-------- MATERIAL TO PROCESS --------
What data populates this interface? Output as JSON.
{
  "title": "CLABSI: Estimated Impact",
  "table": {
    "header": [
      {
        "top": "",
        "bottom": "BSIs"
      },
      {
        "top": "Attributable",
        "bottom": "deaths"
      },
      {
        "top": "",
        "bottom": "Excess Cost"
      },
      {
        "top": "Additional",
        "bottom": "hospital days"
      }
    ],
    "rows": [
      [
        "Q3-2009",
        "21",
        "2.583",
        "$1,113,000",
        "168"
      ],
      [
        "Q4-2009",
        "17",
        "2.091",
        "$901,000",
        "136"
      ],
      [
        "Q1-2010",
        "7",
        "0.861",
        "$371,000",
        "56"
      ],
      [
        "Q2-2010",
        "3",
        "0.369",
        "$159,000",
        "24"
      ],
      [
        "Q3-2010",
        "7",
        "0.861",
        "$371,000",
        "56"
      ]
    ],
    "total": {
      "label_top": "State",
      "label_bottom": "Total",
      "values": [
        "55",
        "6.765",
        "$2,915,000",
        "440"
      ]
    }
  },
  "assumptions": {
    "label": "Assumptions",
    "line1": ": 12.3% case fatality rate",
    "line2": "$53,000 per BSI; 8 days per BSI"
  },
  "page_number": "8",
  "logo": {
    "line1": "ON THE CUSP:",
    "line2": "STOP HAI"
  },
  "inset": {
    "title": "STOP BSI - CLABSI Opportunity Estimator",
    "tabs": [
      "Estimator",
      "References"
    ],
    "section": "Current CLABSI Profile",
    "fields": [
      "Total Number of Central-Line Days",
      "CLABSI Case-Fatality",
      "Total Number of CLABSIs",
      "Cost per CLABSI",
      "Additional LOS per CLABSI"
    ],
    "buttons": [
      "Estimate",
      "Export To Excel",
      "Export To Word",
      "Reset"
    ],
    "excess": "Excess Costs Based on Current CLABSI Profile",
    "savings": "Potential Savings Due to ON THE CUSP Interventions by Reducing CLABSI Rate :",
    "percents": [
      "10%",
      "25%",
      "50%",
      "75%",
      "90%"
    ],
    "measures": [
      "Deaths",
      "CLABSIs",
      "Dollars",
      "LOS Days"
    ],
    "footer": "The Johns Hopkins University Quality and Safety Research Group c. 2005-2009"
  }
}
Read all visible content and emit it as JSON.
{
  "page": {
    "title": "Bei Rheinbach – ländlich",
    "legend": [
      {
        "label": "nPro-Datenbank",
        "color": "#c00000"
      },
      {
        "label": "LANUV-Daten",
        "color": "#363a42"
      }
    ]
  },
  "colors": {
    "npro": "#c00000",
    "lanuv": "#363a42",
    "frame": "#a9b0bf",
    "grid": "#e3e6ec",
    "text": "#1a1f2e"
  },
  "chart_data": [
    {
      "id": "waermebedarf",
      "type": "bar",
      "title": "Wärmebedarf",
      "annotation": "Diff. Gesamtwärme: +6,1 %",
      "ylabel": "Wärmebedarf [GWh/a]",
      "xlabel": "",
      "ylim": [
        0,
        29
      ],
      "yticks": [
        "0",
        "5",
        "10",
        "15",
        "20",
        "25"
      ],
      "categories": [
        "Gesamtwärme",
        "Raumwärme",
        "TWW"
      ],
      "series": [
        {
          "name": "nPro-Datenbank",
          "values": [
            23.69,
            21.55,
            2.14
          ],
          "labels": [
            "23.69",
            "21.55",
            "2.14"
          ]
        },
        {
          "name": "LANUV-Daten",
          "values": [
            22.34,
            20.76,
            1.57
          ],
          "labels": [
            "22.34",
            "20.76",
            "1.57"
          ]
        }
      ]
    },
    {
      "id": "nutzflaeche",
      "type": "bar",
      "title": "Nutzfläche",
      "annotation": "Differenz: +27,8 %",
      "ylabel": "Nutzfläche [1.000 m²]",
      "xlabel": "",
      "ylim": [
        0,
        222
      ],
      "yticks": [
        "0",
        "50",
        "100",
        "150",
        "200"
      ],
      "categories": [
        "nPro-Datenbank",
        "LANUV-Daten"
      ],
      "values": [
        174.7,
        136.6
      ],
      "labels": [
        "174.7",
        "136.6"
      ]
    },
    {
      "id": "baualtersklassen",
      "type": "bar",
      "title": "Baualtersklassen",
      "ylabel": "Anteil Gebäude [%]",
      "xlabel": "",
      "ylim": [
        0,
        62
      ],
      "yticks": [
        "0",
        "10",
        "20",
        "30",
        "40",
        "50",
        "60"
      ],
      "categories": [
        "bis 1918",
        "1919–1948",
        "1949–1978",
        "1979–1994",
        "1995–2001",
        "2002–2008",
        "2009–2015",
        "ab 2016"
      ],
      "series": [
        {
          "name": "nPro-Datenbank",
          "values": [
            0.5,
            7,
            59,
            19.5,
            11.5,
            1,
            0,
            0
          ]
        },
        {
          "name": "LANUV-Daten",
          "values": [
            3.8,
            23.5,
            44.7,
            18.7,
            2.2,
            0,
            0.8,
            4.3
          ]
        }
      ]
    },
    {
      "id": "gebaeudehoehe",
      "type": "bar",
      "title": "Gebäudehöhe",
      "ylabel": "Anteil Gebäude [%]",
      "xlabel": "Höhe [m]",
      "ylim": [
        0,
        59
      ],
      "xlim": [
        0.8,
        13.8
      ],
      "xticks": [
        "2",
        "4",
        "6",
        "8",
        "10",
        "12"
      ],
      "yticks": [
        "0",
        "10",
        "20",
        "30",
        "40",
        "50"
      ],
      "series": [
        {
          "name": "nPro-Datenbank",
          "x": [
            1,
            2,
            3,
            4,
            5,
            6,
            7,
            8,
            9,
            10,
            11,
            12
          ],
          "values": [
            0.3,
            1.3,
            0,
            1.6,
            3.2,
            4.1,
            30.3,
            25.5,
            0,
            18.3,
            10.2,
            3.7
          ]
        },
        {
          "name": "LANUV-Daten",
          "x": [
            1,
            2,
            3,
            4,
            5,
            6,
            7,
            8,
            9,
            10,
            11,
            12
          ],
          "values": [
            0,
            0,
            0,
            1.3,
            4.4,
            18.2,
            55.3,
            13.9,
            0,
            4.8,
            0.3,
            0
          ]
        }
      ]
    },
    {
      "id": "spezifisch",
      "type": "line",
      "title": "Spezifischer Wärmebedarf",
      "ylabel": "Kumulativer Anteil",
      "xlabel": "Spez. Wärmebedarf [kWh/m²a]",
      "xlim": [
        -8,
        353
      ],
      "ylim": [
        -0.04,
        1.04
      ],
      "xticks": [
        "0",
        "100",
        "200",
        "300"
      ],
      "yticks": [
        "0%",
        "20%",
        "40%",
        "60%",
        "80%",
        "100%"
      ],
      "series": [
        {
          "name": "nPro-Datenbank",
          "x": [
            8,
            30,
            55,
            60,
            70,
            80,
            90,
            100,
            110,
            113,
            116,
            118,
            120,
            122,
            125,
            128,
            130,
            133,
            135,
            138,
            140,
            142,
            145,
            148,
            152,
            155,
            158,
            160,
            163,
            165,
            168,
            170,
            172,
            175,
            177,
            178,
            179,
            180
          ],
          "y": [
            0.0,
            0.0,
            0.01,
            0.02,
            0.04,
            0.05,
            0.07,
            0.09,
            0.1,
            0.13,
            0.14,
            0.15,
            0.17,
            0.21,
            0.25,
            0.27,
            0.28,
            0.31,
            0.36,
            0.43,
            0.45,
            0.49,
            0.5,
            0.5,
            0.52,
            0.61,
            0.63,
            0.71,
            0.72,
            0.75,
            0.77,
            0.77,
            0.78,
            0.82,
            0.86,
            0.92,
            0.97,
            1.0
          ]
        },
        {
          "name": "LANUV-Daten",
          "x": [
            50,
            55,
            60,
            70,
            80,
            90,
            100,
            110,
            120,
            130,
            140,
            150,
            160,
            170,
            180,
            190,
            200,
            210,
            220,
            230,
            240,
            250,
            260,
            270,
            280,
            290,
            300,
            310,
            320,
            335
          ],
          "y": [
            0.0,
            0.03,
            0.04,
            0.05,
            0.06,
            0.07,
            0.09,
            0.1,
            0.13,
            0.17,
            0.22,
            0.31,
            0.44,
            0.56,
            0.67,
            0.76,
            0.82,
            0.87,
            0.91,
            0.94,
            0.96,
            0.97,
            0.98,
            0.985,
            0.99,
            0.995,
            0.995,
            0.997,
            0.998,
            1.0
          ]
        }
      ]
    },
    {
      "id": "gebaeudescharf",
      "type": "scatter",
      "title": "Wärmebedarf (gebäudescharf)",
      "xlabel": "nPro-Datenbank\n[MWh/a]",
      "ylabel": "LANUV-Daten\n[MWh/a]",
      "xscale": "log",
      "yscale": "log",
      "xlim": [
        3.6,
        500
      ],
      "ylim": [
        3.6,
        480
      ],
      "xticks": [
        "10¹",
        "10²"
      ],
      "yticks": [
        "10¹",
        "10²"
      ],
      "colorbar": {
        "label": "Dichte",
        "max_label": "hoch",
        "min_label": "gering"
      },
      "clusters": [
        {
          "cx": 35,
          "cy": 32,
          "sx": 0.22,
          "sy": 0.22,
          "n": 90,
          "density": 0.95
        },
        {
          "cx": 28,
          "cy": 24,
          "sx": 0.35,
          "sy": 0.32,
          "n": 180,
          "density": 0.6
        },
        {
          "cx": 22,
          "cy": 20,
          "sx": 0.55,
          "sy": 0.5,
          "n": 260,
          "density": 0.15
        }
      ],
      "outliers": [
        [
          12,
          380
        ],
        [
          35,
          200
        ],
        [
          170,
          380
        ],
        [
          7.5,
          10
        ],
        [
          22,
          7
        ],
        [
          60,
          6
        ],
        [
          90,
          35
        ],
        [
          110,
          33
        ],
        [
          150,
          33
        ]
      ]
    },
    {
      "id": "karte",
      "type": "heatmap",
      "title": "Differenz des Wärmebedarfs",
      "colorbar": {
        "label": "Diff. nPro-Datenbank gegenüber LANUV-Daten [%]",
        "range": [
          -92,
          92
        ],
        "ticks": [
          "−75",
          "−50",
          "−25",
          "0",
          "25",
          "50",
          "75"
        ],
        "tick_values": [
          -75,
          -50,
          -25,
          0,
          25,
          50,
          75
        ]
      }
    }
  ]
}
--------
- **REQUIREMENT**: Which lines include the word "Additional"? Copy every one of them.

- **SOLUTION TO THIS PROBLEM**:
        "top": "Additional",
      "Additional LOS per CLABSI"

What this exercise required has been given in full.